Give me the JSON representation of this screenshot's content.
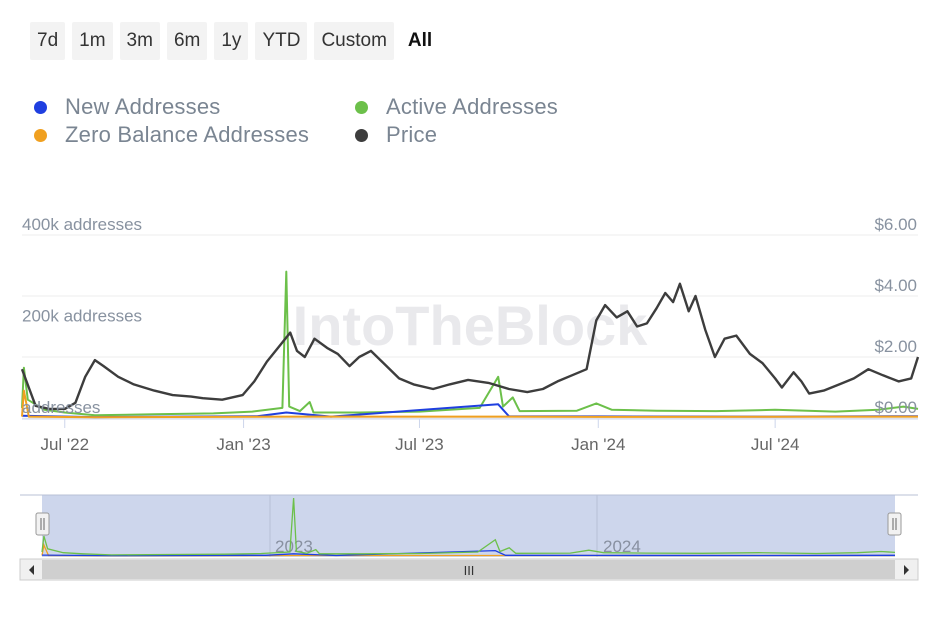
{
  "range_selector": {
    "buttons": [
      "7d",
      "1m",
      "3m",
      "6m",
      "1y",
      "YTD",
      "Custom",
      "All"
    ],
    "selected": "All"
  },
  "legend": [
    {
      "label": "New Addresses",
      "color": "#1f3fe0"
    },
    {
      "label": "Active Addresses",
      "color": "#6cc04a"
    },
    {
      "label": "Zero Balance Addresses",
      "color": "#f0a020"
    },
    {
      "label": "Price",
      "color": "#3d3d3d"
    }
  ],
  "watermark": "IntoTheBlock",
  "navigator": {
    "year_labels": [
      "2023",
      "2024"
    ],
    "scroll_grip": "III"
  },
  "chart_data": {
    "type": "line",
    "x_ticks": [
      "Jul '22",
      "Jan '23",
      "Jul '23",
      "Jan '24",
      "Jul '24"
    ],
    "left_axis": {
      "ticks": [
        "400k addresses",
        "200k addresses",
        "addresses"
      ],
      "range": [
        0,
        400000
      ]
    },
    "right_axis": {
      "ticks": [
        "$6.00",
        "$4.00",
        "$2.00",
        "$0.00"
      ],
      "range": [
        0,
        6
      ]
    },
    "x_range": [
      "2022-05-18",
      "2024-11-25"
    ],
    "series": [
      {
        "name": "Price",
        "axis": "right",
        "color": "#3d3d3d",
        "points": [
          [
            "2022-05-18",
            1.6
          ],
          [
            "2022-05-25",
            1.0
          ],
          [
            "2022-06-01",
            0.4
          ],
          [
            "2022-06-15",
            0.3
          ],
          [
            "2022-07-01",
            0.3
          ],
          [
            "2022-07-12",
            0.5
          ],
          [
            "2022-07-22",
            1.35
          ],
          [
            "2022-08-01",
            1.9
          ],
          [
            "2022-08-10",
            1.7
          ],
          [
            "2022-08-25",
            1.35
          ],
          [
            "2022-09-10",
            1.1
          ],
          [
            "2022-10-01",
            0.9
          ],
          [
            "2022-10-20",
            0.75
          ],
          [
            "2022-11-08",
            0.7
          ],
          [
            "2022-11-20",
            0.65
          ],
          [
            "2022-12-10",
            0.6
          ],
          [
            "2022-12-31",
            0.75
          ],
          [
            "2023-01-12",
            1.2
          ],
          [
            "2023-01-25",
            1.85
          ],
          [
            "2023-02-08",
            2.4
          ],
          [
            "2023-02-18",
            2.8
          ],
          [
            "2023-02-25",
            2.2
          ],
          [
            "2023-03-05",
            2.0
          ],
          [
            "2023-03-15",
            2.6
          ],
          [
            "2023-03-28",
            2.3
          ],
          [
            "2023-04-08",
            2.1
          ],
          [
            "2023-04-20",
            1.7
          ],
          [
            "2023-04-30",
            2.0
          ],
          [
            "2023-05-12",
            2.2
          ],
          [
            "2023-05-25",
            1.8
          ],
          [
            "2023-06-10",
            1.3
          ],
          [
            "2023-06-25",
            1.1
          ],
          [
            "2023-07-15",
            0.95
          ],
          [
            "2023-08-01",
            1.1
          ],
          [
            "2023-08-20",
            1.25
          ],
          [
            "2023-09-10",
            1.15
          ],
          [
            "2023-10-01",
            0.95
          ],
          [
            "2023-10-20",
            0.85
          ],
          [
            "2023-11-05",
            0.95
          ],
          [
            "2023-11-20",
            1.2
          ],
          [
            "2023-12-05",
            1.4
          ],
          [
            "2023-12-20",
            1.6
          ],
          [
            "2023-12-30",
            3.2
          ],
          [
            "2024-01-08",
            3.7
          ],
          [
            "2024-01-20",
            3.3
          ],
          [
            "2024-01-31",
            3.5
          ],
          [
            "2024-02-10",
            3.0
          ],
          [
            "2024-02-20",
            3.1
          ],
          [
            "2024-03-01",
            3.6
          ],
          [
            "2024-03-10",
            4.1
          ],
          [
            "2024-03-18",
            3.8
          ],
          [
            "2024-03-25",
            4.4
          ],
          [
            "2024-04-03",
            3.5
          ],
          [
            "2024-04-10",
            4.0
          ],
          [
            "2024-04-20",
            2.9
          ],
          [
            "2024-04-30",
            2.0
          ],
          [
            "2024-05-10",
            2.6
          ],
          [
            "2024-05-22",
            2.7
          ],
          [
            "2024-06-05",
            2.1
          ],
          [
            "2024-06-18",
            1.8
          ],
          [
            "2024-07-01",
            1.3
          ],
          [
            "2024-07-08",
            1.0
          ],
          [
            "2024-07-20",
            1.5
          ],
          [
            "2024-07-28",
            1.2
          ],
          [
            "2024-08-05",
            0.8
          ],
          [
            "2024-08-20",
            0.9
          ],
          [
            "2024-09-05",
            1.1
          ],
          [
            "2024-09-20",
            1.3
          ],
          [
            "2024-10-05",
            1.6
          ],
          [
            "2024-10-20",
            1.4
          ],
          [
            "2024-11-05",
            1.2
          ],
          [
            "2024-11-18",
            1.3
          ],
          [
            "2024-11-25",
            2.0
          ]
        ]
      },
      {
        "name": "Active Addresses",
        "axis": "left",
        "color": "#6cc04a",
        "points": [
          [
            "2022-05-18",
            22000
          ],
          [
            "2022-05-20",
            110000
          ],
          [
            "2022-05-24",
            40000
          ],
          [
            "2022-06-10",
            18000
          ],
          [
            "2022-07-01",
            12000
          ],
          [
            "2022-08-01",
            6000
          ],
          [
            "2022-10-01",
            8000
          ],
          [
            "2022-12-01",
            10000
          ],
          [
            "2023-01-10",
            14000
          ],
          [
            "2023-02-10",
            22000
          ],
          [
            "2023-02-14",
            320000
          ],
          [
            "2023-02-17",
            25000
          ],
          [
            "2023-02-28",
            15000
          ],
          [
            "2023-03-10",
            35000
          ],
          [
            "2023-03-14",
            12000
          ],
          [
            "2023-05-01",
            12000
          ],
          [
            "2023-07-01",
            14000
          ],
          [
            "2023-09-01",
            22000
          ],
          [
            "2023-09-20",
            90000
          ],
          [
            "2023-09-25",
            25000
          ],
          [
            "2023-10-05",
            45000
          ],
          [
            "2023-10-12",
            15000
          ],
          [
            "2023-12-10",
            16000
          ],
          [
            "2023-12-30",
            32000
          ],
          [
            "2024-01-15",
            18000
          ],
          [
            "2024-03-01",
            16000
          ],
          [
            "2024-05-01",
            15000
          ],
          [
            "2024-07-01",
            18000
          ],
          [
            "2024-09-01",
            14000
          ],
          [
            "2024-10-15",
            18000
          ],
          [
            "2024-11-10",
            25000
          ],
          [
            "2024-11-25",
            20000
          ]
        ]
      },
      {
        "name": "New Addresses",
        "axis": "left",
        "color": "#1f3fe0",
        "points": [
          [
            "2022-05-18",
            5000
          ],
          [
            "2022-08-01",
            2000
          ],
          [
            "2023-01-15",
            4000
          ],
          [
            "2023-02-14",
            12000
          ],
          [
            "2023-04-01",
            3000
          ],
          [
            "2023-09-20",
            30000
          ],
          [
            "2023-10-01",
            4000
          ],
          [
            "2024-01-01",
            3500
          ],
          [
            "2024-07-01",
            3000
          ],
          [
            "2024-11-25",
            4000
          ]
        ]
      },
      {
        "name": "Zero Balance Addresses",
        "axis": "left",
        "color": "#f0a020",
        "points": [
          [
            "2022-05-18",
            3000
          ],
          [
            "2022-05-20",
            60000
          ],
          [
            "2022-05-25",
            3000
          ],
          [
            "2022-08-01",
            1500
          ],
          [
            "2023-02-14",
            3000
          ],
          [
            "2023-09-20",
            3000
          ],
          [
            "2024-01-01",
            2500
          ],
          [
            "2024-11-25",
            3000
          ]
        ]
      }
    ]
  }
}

§ Work to do
Say how many lines in the listing above include "color". Give nothing but the number.

§ Answer for the task
8